GIVEN DATA -
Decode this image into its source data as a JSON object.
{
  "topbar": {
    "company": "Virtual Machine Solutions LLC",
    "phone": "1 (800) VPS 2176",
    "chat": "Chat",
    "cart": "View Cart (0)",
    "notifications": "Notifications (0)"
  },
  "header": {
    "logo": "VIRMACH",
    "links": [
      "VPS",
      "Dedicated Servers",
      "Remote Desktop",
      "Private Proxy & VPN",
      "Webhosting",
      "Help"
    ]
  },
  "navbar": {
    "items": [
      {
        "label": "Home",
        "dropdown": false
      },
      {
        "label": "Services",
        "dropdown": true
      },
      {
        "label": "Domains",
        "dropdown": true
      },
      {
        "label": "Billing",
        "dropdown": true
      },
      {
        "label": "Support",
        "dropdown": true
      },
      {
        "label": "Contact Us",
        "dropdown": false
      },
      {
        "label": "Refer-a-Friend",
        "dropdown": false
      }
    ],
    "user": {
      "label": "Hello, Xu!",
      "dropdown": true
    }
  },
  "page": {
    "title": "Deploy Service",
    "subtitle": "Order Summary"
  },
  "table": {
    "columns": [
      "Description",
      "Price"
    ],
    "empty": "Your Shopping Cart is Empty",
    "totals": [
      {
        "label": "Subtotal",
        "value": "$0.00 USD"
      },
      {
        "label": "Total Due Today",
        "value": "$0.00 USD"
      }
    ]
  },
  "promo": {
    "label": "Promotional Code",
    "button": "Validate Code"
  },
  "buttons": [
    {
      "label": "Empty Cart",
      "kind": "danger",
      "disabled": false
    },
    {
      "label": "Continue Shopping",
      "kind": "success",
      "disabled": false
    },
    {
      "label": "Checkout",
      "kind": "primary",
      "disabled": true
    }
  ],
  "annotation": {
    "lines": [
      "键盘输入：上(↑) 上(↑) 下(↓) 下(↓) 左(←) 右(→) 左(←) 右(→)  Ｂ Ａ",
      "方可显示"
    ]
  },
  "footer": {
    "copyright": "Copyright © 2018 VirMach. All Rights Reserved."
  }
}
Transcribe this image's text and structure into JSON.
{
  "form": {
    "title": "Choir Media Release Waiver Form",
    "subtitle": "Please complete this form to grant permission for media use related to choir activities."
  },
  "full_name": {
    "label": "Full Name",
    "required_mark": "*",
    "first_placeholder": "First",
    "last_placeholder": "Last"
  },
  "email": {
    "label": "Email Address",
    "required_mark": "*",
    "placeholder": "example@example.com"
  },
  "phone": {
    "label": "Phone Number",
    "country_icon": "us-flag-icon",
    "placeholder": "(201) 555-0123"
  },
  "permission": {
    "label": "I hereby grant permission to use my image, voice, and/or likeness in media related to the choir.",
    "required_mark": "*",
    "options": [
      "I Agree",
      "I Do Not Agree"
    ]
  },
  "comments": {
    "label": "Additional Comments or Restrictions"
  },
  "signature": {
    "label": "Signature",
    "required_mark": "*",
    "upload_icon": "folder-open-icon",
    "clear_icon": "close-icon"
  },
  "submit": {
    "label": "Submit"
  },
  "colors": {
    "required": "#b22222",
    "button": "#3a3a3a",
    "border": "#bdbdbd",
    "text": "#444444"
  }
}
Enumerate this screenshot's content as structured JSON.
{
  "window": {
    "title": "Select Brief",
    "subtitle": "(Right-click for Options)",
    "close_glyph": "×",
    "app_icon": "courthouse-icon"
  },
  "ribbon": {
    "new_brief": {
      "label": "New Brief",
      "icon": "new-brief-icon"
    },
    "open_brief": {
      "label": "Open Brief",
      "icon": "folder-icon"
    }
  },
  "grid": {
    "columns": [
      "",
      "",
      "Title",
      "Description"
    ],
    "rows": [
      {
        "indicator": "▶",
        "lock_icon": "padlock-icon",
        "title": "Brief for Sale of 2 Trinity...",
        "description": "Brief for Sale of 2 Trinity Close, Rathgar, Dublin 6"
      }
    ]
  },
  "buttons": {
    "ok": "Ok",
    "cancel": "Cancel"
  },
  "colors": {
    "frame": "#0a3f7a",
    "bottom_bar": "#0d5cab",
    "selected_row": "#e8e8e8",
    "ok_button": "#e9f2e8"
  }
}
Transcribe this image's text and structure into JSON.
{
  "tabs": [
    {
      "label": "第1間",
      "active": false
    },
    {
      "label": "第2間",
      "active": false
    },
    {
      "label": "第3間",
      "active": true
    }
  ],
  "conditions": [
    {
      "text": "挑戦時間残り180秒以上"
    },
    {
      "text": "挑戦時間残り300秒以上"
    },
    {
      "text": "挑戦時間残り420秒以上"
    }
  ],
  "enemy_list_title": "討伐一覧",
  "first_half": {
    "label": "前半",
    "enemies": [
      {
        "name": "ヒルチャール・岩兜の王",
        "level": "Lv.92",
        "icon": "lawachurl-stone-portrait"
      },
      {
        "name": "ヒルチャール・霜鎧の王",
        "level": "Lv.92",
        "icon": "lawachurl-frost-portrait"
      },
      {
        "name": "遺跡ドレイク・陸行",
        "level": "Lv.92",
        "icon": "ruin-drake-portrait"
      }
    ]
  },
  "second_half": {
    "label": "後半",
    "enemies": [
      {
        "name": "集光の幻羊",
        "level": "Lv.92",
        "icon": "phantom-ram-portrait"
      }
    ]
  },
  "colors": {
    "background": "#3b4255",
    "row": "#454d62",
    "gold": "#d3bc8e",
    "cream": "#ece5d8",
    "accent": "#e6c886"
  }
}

PROBLEM STATEMENT - Set down each entry again, unchanged.

WRITTEN RESPONSE -
Decode this image into its source data as a JSON object.
{
  "topbar": {
    "company": "Virtual Machine Solutions LLC",
    "phone": "1 (800) VPS 2176",
    "chat": "Chat",
    "cart": "View Cart (0)",
    "notifications": "Notifications (0)"
  },
  "header": {
    "logo": "VIRMACH",
    "links": [
      "VPS",
      "Dedicated Servers",
      "Remote Desktop",
      "Private Proxy & VPN",
      "Webhosting",
      "Help"
    ]
  },
  "navbar": {
    "items": [
      {
        "label": "Home",
        "dropdown": false
      },
      {
        "label": "Services",
        "dropdown": true
      },
      {
        "label": "Domains",
        "dropdown": true
      },
      {
        "label": "Billing",
        "dropdown": true
      },
      {
        "label": "Support",
        "dropdown": true
      },
      {
        "label": "Contact Us",
        "dropdown": false
      },
      {
        "label": "Refer-a-Friend",
        "dropdown": false
      }
    ],
    "user": {
      "label": "Hello, Xu!",
      "dropdown": true
    }
  },
  "page": {
    "title": "Deploy Service",
    "subtitle": "Order Summary"
  },
  "table": {
    "columns": [
      "Description",
      "Price"
    ],
    "empty": "Your Shopping Cart is Empty",
    "totals": [
      {
        "label": "Subtotal",
        "value": "$0.00 USD"
      },
      {
        "label": "Total Due Today",
        "value": "$0.00 USD"
      }
    ]
  },
  "promo": {
    "label": "Promotional Code",
    "button": "Validate Code"
  },
  "buttons": [
    {
      "label": "Empty Cart",
      "kind": "danger",
      "disabled": false
    },
    {
      "label": "Continue Shopping",
      "kind": "success",
      "disabled": false
    },
    {
      "label": "Checkout",
      "kind": "primary",
      "disabled": true
    }
  ],
  "annotation": {
    "lines": [
      "键盘输入：上(↑) 上(↑) 下(↓) 下(↓) 左(←) 右(→) 左(←) 右(→)  Ｂ Ａ",
      "方可显示"
    ]
  },
  "footer": {
    "copyright": "Copyright © 2018 VirMach. All Rights Reserved."
  }
}
Transcribe this image's text and structure into JSON.
{
  "form": {
    "title": "Choir Media Release Waiver Form",
    "subtitle": "Please complete this form to grant permission for media use related to choir activities."
  },
  "full_name": {
    "label": "Full Name",
    "required_mark": "*",
    "first_placeholder": "First",
    "last_placeholder": "Last"
  },
  "email": {
    "label": "Email Address",
    "required_mark": "*",
    "placeholder": "example@example.com"
  },
  "phone": {
    "label": "Phone Number",
    "country_icon": "us-flag-icon",
    "placeholder": "(201) 555-0123"
  },
  "permission": {
    "label": "I hereby grant permission to use my image, voice, and/or likeness in media related to the choir.",
    "required_mark": "*",
    "options": [
      "I Agree",
      "I Do Not Agree"
    ]
  },
  "comments": {
    "label": "Additional Comments or Restrictions"
  },
  "signature": {
    "label": "Signature",
    "required_mark": "*",
    "upload_icon": "folder-open-icon",
    "clear_icon": "close-icon"
  },
  "submit": {
    "label": "Submit"
  },
  "colors": {
    "required": "#b22222",
    "button": "#3a3a3a",
    "border": "#bdbdbd",
    "text": "#444444"
  }
}
Enumerate this screenshot's content as structured JSON.
{
  "window": {
    "title": "Select Brief",
    "subtitle": "(Right-click for Options)",
    "close_glyph": "×",
    "app_icon": "courthouse-icon"
  },
  "ribbon": {
    "new_brief": {
      "label": "New Brief",
      "icon": "new-brief-icon"
    },
    "open_brief": {
      "label": "Open Brief",
      "icon": "folder-icon"
    }
  },
  "grid": {
    "columns": [
      "",
      "",
      "Title",
      "Description"
    ],
    "rows": [
      {
        "indicator": "▶",
        "lock_icon": "padlock-icon",
        "title": "Brief for Sale of 2 Trinity...",
        "description": "Brief for Sale of 2 Trinity Close, Rathgar, Dublin 6"
      }
    ]
  },
  "buttons": {
    "ok": "Ok",
    "cancel": "Cancel"
  },
  "colors": {
    "frame": "#0a3f7a",
    "bottom_bar": "#0d5cab",
    "selected_row": "#e8e8e8",
    "ok_button": "#e9f2e8"
  }
}
Transcribe this image's text and structure into JSON.
{
  "tabs": [
    {
      "label": "第1間",
      "active": false
    },
    {
      "label": "第2間",
      "active": false
    },
    {
      "label": "第3間",
      "active": true
    }
  ],
  "conditions": [
    {
      "text": "挑戦時間残り180秒以上"
    },
    {
      "text": "挑戦時間残り300秒以上"
    },
    {
      "text": "挑戦時間残り420秒以上"
    }
  ],
  "enemy_list_title": "討伐一覧",
  "first_half": {
    "label": "前半",
    "enemies": [
      {
        "name": "ヒルチャール・岩兜の王",
        "level": "Lv.92",
        "icon": "lawachurl-stone-portrait"
      },
      {
        "name": "ヒルチャール・霜鎧の王",
        "level": "Lv.92",
        "icon": "lawachurl-frost-portrait"
      },
      {
        "name": "遺跡ドレイク・陸行",
        "level": "Lv.92",
        "icon": "ruin-drake-portrait"
      }
    ]
  },
  "second_half": {
    "label": "後半",
    "enemies": [
      {
        "name": "集光の幻羊",
        "level": "Lv.92",
        "icon": "phantom-ram-portrait"
      }
    ]
  },
  "colors": {
    "background": "#3b4255",
    "row": "#454d62",
    "gold": "#d3bc8e",
    "cream": "#ece5d8",
    "accent": "#e6c886"
  }
}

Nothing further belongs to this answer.